▸ **Lines of data**:
╔══

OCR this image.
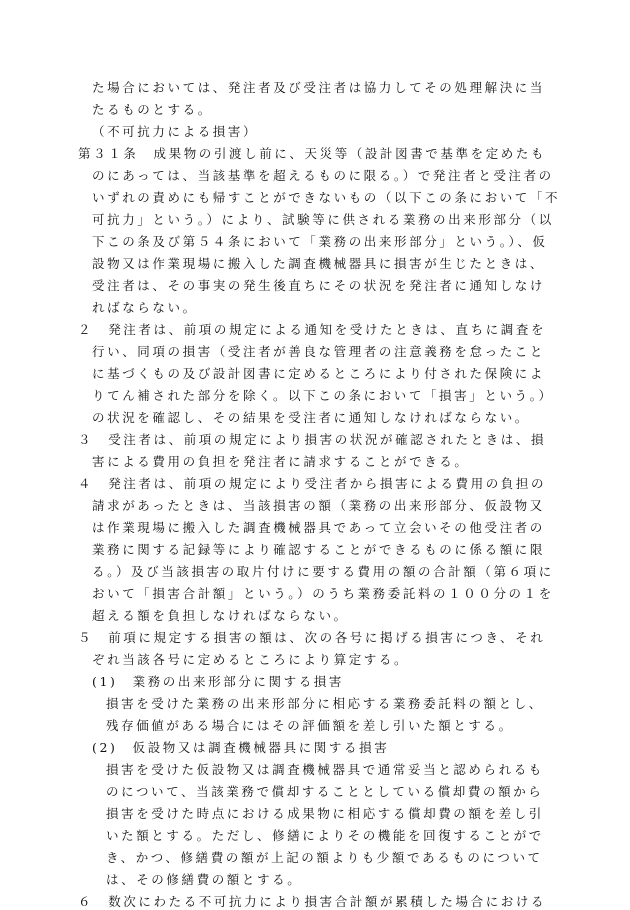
た場合においては、発注者及び受注者は協力してその処理解決に当
たるものとする。
（不可抗力による損害）
第３１条　成果物の引渡し前に、天災等（設計図書で基準を定めたも
のにあっては、当該基準を超えるものに限る。）で発注者と受注者の
いずれの責めにも帰すことができないもの（以下この条において「不
可抗力」という。）により、試験等に供される業務の出来形部分（以
下この条及び第５４条において「業務の出来形部分」という。）、仮
設物又は作業現場に搬入した調査機械器具に損害が生じたときは、
受注者は、その事実の発生後直ちにその状況を発注者に通知しなけ
ればならない。
２　発注者は、前項の規定による通知を受けたときは、直ちに調査を
行い、同項の損害（受注者が善良な管理者の注意義務を怠ったこと
に基づくもの及び設計図書に定めるところにより付された保険によ
りてん補された部分を除く。以下この条において「損害」という。）
の状況を確認し、その結果を受注者に通知しなければならない。
３　受注者は、前項の規定により損害の状況が確認されたときは、損
害による費用の負担を発注者に請求することができる。
４　発注者は、前項の規定により受注者から損害による費用の負担の
請求があったときは、当該損害の額（業務の出来形部分、仮設物又
は作業現場に搬入した調査機械器具であって立会いその他受注者の
業務に関する記録等により確認することができるものに係る額に限
る。）及び当該損害の取片付けに要する費用の額の合計額（第６項に
おいて「損害合計額」という。）のうち業務委託料の１００分の１を
超える額を負担しなければならない。
５　前項に規定する損害の額は、次の各号に掲げる損害につき、それ
ぞれ当該各号に定めるところにより算定する。
(1)　業務の出来形部分に関する損害
損害を受けた業務の出来形部分に相応する業務委託料の額とし、
残存価値がある場合にはその評価額を差し引いた額とする。
(2)　仮設物又は調査機械器具に関する損害
損害を受けた仮設物又は調査機械器具で通常妥当と認められるも
のについて、当該業務で償却することとしている償却費の額から
損害を受けた時点における成果物に相応する償却費の額を差し引
いた額とする。ただし、修繕によりその機能を回復することがで
き、かつ、修繕費の額が上記の額よりも少額であるものについて
は、その修繕費の額とする。
６　数次にわたる不可抗力により損害合計額が累積した場合における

╚══

Leave out the pictures, and give all the records again exactly.

OCR this image.
た場合においては、発注者及び受注者は協力してその処理解決に当
たるものとする。
（不可抗力による損害）
第３１条　成果物の引渡し前に、天災等（設計図書で基準を定めたも
のにあっては、当該基準を超えるものに限る。）で発注者と受注者の
いずれの責めにも帰すことができないもの（以下この条において「不
可抗力」という。）により、試験等に供される業務の出来形部分（以
下この条及び第５４条において「業務の出来形部分」という。）、仮
設物又は作業現場に搬入した調査機械器具に損害が生じたときは、
受注者は、その事実の発生後直ちにその状況を発注者に通知しなけ
ればならない。
２　発注者は、前項の規定による通知を受けたときは、直ちに調査を
行い、同項の損害（受注者が善良な管理者の注意義務を怠ったこと
に基づくもの及び設計図書に定めるところにより付された保険によ
りてん補された部分を除く。以下この条において「損害」という。）
の状況を確認し、その結果を受注者に通知しなければならない。
３　受注者は、前項の規定により損害の状況が確認されたときは、損
害による費用の負担を発注者に請求することができる。
４　発注者は、前項の規定により受注者から損害による費用の負担の
請求があったときは、当該損害の額（業務の出来形部分、仮設物又
は作業現場に搬入した調査機械器具であって立会いその他受注者の
業務に関する記録等により確認することができるものに係る額に限
る。）及び当該損害の取片付けに要する費用の額の合計額（第６項に
おいて「損害合計額」という。）のうち業務委託料の１００分の１を
超える額を負担しなければならない。
５　前項に規定する損害の額は、次の各号に掲げる損害につき、それ
ぞれ当該各号に定めるところにより算定する。
(1)　業務の出来形部分に関する損害
損害を受けた業務の出来形部分に相応する業務委託料の額とし、
残存価値がある場合にはその評価額を差し引いた額とする。
(2)　仮設物又は調査機械器具に関する損害
損害を受けた仮設物又は調査機械器具で通常妥当と認められるも
のについて、当該業務で償却することとしている償却費の額から
損害を受けた時点における成果物に相応する償却費の額を差し引
いた額とする。ただし、修繕によりその機能を回復することがで
き、かつ、修繕費の額が上記の額よりも少額であるものについて
は、その修繕費の額とする。
６　数次にわたる不可抗力により損害合計額が累積した場合における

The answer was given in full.